▶ _Exercise task_:
The exercise asks you to copy every line below in which "Exhaust" appears.

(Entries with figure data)

::::

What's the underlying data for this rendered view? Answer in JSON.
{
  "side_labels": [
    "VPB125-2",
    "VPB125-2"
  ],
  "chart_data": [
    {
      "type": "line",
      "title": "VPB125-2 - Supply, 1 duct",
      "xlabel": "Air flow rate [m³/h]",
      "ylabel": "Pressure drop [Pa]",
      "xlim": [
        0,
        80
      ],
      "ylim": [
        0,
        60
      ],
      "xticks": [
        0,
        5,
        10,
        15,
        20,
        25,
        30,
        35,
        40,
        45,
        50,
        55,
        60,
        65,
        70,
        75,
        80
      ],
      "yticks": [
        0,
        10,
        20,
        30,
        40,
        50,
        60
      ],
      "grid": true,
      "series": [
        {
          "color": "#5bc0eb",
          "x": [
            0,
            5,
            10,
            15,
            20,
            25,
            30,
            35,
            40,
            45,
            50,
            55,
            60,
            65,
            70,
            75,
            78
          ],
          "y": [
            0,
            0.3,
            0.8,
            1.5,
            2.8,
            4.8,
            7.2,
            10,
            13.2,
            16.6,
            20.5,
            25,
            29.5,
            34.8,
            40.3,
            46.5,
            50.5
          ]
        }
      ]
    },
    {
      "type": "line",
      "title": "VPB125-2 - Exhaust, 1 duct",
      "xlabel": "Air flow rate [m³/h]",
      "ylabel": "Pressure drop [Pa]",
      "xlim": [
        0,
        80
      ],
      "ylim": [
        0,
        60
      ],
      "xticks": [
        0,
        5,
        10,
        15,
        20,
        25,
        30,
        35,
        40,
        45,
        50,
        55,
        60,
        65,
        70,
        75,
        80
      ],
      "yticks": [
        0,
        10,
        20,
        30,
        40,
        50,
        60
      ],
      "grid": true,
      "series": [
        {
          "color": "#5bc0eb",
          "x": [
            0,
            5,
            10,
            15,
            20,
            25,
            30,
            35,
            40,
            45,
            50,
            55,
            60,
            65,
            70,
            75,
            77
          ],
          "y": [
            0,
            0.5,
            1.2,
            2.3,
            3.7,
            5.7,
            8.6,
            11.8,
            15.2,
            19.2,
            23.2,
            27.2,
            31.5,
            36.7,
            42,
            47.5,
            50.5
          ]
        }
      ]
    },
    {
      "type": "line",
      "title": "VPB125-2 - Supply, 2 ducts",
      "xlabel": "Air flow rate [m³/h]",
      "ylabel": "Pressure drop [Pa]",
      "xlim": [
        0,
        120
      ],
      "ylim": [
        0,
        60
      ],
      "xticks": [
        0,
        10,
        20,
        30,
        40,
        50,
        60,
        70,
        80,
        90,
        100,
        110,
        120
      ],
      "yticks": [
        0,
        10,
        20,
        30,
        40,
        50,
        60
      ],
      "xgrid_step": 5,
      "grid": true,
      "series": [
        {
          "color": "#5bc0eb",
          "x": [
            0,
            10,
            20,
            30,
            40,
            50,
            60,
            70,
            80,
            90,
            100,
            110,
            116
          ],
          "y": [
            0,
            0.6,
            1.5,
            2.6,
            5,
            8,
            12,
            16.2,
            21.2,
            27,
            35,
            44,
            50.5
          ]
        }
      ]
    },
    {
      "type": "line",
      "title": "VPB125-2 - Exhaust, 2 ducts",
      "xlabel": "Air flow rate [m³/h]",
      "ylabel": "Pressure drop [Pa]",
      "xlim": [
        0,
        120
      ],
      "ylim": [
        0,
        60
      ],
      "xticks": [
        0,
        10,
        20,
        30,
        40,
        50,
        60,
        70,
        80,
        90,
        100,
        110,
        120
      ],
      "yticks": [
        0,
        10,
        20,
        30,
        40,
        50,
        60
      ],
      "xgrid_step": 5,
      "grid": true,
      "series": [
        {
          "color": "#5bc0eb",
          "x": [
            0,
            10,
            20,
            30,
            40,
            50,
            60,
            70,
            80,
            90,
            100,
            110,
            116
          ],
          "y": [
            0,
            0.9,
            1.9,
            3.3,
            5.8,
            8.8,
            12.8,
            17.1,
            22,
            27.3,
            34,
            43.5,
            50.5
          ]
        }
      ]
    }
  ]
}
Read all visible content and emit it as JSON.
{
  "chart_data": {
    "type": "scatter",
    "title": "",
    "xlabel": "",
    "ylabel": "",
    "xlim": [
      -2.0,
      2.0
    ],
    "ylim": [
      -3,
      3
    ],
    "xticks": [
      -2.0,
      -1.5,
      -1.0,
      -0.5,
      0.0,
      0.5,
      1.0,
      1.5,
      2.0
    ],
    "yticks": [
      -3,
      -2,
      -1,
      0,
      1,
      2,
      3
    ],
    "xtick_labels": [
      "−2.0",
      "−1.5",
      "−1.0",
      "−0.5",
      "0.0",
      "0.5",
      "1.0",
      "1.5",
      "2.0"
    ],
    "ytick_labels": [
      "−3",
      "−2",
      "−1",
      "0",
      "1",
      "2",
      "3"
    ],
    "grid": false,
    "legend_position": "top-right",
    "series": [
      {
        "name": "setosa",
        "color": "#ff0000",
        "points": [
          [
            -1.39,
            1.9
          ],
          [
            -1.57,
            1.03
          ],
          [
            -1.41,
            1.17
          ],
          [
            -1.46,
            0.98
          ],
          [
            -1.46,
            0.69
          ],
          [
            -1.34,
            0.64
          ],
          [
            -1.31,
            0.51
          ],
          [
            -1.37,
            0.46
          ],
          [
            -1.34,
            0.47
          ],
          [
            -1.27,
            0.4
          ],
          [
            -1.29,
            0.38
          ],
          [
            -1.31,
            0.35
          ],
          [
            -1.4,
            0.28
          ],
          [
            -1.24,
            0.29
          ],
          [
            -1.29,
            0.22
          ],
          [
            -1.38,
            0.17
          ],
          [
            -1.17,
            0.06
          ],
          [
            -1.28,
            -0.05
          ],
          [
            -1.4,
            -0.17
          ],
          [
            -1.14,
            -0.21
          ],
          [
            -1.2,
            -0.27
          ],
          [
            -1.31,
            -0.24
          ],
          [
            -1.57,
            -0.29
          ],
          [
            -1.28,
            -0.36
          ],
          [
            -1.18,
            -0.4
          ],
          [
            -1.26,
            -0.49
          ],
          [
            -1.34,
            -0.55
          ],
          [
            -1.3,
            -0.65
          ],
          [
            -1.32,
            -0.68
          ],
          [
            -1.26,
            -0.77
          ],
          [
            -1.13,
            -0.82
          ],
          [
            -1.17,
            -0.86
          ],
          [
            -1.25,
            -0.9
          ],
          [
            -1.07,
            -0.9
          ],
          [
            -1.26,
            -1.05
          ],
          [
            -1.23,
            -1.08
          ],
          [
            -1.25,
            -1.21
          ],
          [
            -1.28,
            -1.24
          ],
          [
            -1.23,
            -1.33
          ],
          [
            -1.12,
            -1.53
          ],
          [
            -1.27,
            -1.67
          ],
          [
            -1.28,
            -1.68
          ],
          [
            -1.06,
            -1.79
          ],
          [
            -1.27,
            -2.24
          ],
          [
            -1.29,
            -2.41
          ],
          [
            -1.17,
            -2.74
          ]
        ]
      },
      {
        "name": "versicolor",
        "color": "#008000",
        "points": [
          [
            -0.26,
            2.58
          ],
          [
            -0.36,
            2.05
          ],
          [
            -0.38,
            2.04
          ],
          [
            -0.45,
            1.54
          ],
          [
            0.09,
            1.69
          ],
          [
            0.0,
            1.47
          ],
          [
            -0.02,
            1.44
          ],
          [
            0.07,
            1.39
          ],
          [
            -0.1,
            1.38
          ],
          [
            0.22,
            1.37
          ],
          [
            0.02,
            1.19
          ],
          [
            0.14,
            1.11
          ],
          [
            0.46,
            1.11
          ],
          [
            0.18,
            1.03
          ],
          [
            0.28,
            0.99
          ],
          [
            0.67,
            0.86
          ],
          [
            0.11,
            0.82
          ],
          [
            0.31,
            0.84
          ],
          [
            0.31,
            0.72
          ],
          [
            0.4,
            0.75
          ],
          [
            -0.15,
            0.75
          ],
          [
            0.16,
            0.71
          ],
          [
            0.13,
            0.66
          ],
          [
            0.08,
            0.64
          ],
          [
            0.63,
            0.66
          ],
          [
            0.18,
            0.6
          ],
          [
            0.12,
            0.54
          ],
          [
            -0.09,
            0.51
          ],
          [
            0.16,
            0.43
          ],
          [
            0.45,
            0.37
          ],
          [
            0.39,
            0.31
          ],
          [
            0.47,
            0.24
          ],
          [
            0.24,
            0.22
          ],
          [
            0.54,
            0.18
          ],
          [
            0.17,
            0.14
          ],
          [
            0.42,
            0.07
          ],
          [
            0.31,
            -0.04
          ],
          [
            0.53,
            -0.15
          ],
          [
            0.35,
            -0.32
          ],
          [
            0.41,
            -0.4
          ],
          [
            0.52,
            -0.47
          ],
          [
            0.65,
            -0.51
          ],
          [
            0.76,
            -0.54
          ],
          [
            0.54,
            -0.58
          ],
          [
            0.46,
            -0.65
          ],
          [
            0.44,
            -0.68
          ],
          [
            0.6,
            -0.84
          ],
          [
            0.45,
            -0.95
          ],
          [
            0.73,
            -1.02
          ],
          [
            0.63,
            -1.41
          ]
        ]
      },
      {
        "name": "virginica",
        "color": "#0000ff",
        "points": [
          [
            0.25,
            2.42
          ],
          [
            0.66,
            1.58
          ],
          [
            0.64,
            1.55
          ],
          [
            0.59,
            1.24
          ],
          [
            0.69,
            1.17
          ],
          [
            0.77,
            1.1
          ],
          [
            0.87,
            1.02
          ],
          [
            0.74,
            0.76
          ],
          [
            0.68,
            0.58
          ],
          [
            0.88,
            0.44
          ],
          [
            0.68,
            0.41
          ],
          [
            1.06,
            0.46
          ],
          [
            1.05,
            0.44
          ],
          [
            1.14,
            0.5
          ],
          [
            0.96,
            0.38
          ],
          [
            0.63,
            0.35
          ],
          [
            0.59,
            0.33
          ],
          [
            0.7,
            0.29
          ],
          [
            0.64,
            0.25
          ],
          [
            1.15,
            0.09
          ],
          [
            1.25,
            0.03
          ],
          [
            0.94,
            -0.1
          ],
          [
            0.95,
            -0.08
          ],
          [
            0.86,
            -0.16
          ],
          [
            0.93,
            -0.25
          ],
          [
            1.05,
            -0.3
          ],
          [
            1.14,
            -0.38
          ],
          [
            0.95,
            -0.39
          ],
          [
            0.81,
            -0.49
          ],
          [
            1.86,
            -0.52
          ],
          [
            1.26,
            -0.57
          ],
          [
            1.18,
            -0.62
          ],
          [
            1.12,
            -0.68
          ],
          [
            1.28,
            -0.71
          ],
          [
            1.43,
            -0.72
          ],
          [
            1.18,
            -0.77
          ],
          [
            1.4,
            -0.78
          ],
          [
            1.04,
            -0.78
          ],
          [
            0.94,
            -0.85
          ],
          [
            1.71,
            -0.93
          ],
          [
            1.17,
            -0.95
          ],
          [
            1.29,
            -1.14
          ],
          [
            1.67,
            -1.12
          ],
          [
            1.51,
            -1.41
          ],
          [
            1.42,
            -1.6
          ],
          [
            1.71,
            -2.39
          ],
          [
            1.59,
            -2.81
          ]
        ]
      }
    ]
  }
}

::::

▶ _Answer to the problem_:
      "title": "VPB125-2 - Exhaust, 1 duct",
      "title": "VPB125-2 - Exhaust, 2 ducts",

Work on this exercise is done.